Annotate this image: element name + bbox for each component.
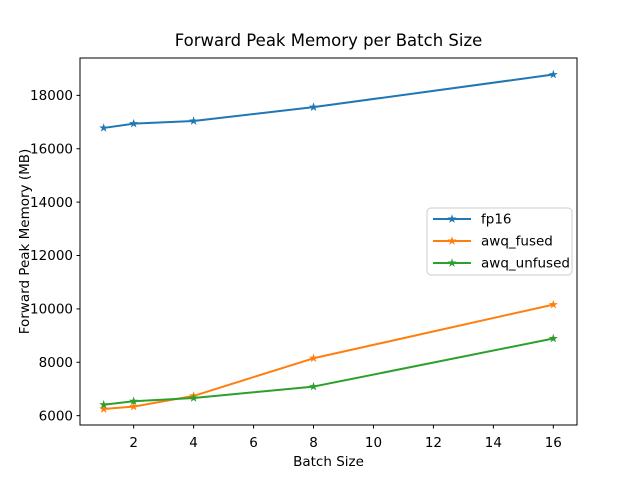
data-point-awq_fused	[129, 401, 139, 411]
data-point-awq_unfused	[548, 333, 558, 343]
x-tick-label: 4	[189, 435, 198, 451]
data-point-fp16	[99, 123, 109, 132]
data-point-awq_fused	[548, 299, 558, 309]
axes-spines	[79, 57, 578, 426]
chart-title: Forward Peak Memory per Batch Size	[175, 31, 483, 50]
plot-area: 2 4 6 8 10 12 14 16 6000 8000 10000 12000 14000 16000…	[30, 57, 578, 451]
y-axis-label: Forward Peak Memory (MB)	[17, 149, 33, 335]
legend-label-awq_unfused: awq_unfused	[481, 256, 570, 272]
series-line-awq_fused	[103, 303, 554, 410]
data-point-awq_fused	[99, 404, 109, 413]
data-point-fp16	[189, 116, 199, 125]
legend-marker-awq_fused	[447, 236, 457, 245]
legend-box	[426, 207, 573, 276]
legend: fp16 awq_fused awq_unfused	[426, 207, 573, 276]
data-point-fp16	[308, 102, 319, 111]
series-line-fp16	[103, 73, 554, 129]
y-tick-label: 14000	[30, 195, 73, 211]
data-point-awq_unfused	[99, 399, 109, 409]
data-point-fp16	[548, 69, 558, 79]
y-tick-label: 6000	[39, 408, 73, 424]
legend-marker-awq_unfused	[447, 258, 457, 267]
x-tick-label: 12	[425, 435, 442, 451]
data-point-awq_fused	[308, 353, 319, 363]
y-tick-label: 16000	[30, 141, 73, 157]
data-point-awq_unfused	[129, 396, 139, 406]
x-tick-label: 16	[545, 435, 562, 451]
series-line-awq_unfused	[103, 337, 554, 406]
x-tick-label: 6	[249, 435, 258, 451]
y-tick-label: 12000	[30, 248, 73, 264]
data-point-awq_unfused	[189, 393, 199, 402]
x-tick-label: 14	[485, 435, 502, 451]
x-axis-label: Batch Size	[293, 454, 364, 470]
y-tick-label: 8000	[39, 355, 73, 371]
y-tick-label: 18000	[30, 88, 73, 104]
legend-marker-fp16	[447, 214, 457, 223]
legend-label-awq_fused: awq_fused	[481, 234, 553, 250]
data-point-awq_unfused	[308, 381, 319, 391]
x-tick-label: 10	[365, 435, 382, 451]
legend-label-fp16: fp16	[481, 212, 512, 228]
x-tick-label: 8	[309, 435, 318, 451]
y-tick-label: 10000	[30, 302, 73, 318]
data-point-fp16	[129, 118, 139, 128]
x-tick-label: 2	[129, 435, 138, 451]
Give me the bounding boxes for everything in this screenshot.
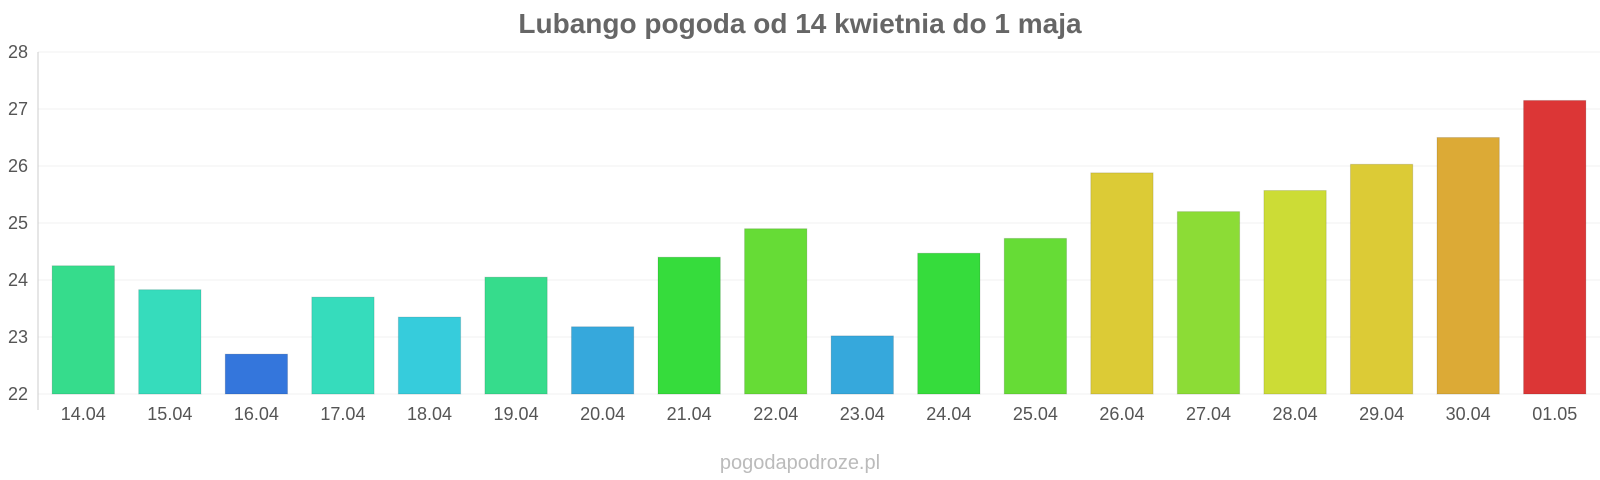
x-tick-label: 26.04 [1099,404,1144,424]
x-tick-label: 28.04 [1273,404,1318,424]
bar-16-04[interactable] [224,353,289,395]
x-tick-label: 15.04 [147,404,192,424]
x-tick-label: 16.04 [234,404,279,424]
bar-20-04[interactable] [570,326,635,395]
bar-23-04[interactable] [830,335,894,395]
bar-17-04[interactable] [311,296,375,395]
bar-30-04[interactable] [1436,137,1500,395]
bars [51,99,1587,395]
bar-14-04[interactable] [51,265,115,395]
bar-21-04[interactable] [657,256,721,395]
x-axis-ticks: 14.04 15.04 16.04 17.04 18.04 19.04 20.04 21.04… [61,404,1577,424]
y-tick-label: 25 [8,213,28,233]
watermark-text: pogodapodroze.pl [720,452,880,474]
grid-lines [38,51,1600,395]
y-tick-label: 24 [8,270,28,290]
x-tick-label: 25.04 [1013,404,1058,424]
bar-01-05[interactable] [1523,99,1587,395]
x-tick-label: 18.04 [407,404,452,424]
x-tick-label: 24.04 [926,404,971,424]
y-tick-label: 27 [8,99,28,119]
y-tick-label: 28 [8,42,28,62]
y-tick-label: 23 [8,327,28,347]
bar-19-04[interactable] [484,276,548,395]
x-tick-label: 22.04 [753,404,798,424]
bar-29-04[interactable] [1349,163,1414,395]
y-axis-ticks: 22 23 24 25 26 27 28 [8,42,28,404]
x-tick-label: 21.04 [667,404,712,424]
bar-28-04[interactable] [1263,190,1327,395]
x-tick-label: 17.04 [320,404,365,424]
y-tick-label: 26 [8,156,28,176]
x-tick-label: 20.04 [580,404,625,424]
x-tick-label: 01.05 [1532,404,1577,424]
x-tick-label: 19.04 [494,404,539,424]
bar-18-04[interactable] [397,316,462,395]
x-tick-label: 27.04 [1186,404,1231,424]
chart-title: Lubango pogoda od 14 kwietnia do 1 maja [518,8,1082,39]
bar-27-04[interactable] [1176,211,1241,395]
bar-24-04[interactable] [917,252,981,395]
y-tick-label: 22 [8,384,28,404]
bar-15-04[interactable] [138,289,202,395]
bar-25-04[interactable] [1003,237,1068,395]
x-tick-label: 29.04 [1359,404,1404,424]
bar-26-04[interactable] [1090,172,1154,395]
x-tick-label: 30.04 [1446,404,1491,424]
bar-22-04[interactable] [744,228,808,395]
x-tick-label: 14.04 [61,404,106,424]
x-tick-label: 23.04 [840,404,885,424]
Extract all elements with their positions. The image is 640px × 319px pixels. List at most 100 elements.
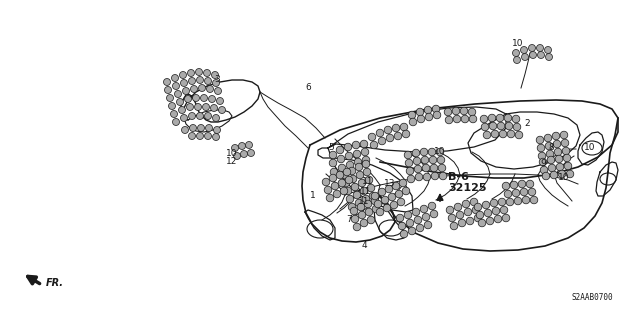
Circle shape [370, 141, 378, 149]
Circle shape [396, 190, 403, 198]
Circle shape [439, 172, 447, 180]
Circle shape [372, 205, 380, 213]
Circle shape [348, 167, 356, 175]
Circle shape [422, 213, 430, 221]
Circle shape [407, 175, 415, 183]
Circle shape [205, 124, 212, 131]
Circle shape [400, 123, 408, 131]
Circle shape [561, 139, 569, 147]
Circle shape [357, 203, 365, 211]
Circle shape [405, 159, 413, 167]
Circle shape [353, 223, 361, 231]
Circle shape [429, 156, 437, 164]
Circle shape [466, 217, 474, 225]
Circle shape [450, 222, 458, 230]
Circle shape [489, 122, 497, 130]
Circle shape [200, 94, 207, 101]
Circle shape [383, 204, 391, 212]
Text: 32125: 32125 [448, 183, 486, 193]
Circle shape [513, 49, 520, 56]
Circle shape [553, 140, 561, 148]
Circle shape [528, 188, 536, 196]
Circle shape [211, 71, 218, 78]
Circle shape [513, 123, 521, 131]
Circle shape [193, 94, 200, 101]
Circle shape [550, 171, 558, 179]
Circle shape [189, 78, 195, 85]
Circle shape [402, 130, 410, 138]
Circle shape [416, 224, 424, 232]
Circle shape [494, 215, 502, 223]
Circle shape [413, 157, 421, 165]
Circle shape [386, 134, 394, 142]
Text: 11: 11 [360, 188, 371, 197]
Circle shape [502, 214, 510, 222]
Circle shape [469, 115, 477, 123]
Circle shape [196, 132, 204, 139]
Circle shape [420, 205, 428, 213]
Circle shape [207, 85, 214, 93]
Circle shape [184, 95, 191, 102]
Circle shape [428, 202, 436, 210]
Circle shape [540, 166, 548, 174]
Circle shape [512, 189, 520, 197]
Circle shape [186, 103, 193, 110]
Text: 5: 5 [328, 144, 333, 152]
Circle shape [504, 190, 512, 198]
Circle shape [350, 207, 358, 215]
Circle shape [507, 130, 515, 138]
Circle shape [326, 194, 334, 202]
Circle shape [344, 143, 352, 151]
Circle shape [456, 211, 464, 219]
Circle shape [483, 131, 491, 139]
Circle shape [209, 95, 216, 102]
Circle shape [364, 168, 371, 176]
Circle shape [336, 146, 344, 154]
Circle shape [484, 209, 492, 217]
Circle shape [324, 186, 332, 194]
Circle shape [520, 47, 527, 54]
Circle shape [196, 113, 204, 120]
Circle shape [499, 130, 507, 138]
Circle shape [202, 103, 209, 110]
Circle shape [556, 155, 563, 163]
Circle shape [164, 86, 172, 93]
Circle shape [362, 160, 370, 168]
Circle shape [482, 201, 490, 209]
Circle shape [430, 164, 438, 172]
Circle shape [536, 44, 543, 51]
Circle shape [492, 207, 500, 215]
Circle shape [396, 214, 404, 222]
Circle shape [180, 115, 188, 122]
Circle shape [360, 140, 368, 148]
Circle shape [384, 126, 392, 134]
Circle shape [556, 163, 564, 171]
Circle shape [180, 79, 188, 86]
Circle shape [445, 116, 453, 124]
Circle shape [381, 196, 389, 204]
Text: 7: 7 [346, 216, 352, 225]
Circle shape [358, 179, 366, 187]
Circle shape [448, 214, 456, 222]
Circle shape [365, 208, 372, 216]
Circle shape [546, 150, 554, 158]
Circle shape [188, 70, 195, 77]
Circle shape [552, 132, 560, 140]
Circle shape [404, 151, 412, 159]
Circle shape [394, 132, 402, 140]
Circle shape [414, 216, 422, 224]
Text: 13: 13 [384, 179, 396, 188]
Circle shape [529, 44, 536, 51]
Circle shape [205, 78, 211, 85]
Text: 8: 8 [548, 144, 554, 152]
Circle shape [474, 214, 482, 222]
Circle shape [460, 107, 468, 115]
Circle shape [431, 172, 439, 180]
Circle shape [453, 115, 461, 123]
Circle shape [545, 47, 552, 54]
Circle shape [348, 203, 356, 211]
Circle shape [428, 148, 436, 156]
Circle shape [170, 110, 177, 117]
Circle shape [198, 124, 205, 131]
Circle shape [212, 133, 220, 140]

Given task:
Please report every line in the records above that contains the string "Peak", matching case exactly.

The response:
chart-title: Forward Peak Memory per Batch Size	[175, 31, 483, 50]
y-axis-label: Forward Peak Memory (MB)	[17, 149, 33, 335]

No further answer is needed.